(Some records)
========
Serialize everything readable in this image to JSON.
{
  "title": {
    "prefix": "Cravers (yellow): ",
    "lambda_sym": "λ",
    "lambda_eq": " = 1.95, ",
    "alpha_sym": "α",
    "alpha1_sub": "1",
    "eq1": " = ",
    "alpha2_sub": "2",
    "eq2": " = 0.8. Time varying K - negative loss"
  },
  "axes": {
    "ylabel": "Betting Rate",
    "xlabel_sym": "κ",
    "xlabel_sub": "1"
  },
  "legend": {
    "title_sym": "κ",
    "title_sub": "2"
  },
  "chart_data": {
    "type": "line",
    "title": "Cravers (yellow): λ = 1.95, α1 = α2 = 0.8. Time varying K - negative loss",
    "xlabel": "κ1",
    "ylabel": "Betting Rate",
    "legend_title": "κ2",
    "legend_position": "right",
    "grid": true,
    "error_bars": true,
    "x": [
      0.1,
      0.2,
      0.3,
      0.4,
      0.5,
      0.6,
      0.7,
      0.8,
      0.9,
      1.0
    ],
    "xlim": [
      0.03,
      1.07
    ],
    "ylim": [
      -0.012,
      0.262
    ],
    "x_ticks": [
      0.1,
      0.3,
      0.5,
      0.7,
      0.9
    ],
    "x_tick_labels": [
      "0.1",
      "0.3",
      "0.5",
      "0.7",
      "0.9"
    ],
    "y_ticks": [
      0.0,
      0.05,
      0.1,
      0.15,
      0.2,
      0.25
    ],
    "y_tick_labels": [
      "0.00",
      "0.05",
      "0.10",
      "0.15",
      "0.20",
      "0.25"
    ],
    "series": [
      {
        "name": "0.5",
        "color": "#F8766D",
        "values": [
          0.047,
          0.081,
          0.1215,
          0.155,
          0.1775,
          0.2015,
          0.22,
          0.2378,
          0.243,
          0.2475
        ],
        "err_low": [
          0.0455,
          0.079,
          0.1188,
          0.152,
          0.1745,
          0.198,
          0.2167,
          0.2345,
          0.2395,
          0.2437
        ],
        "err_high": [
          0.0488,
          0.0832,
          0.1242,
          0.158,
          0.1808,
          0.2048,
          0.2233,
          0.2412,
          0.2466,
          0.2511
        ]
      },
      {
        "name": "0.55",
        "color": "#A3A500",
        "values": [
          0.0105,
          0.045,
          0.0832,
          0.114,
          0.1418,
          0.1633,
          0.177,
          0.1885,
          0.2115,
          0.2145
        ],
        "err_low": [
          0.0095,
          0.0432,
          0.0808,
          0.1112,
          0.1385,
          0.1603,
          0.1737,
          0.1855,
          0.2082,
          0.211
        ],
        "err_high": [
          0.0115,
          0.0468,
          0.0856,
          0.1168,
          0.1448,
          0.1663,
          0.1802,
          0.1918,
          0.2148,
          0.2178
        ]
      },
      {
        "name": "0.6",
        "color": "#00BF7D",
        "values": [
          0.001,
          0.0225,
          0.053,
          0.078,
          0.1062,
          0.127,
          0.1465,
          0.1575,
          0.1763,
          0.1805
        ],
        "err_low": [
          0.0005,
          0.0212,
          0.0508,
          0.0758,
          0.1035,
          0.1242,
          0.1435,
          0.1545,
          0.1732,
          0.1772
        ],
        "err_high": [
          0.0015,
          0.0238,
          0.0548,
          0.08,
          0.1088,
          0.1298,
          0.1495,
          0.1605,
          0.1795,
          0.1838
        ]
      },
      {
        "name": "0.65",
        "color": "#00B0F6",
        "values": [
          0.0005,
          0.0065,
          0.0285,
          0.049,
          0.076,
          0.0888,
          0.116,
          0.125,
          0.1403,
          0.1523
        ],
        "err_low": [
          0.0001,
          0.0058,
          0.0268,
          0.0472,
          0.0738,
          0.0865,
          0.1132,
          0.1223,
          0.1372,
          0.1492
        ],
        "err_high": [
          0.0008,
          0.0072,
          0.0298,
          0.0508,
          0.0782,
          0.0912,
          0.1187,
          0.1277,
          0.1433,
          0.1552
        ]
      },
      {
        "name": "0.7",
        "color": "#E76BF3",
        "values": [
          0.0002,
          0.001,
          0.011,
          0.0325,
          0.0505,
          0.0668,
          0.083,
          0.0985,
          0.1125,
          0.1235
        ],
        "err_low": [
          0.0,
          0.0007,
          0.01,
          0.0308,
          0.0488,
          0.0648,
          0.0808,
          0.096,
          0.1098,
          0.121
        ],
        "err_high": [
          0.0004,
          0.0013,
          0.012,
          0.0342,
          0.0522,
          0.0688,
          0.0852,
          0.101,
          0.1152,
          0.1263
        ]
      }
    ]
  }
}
========
■ **PROBLEM TO SOLVE**:
Return each entry from above without altering a single character.

■ **TASK OUTPUT**:
Serialize everything readable in this image to JSON.
{
  "title": {
    "prefix": "Cravers (yellow): ",
    "lambda_sym": "λ",
    "lambda_eq": " = 1.95, ",
    "alpha_sym": "α",
    "alpha1_sub": "1",
    "eq1": " = ",
    "alpha2_sub": "2",
    "eq2": " = 0.8. Time varying K - negative loss"
  },
  "axes": {
    "ylabel": "Betting Rate",
    "xlabel_sym": "κ",
    "xlabel_sub": "1"
  },
  "legend": {
    "title_sym": "κ",
    "title_sub": "2"
  },
  "chart_data": {
    "type": "line",
    "title": "Cravers (yellow): λ = 1.95, α1 = α2 = 0.8. Time varying K - negative loss",
    "xlabel": "κ1",
    "ylabel": "Betting Rate",
    "legend_title": "κ2",
    "legend_position": "right",
    "grid": true,
    "error_bars": true,
    "x": [
      0.1,
      0.2,
      0.3,
      0.4,
      0.5,
      0.6,
      0.7,
      0.8,
      0.9,
      1.0
    ],
    "xlim": [
      0.03,
      1.07
    ],
    "ylim": [
      -0.012,
      0.262
    ],
    "x_ticks": [
      0.1,
      0.3,
      0.5,
      0.7,
      0.9
    ],
    "x_tick_labels": [
      "0.1",
      "0.3",
      "0.5",
      "0.7",
      "0.9"
    ],
    "y_ticks": [
      0.0,
      0.05,
      0.1,
      0.15,
      0.2,
      0.25
    ],
    "y_tick_labels": [
      "0.00",
      "0.05",
      "0.10",
      "0.15",
      "0.20",
      "0.25"
    ],
    "series": [
      {
        "name": "0.5",
        "color": "#F8766D",
        "values": [
          0.047,
          0.081,
          0.1215,
          0.155,
          0.1775,
          0.2015,
          0.22,
          0.2378,
          0.243,
          0.2475
        ],
        "err_low": [
          0.0455,
          0.079,
          0.1188,
          0.152,
          0.1745,
          0.198,
          0.2167,
          0.2345,
          0.2395,
          0.2437
        ],
        "err_high": [
          0.0488,
          0.0832,
          0.1242,
          0.158,
          0.1808,
          0.2048,
          0.2233,
          0.2412,
          0.2466,
          0.2511
        ]
      },
      {
        "name": "0.55",
        "color": "#A3A500",
        "values": [
          0.0105,
          0.045,
          0.0832,
          0.114,
          0.1418,
          0.1633,
          0.177,
          0.1885,
          0.2115,
          0.2145
        ],
        "err_low": [
          0.0095,
          0.0432,
          0.0808,
          0.1112,
          0.1385,
          0.1603,
          0.1737,
          0.1855,
          0.2082,
          0.211
        ],
        "err_high": [
          0.0115,
          0.0468,
          0.0856,
          0.1168,
          0.1448,
          0.1663,
          0.1802,
          0.1918,
          0.2148,
          0.2178
        ]
      },
      {
        "name": "0.6",
        "color": "#00BF7D",
        "values": [
          0.001,
          0.0225,
          0.053,
          0.078,
          0.1062,
          0.127,
          0.1465,
          0.1575,
          0.1763,
          0.1805
        ],
        "err_low": [
          0.0005,
          0.0212,
          0.0508,
          0.0758,
          0.1035,
          0.1242,
          0.1435,
          0.1545,
          0.1732,
          0.1772
        ],
        "err_high": [
          0.0015,
          0.0238,
          0.0548,
          0.08,
          0.1088,
          0.1298,
          0.1495,
          0.1605,
          0.1795,
          0.1838
        ]
      },
      {
        "name": "0.65",
        "color": "#00B0F6",
        "values": [
          0.0005,
          0.0065,
          0.0285,
          0.049,
          0.076,
          0.0888,
          0.116,
          0.125,
          0.1403,
          0.1523
        ],
        "err_low": [
          0.0001,
          0.0058,
          0.0268,
          0.0472,
          0.0738,
          0.0865,
          0.1132,
          0.1223,
          0.1372,
          0.1492
        ],
        "err_high": [
          0.0008,
          0.0072,
          0.0298,
          0.0508,
          0.0782,
          0.0912,
          0.1187,
          0.1277,
          0.1433,
          0.1552
        ]
      },
      {
        "name": "0.7",
        "color": "#E76BF3",
        "values": [
          0.0002,
          0.001,
          0.011,
          0.0325,
          0.0505,
          0.0668,
          0.083,
          0.0985,
          0.1125,
          0.1235
        ],
        "err_low": [
          0.0,
          0.0007,
          0.01,
          0.0308,
          0.0488,
          0.0648,
          0.0808,
          0.096,
          0.1098,
          0.121
        ],
        "err_high": [
          0.0004,
          0.0013,
          0.012,
          0.0342,
          0.0522,
          0.0688,
          0.0852,
          0.101,
          0.1152,
          0.1263
        ]
      }
    ]
  }
}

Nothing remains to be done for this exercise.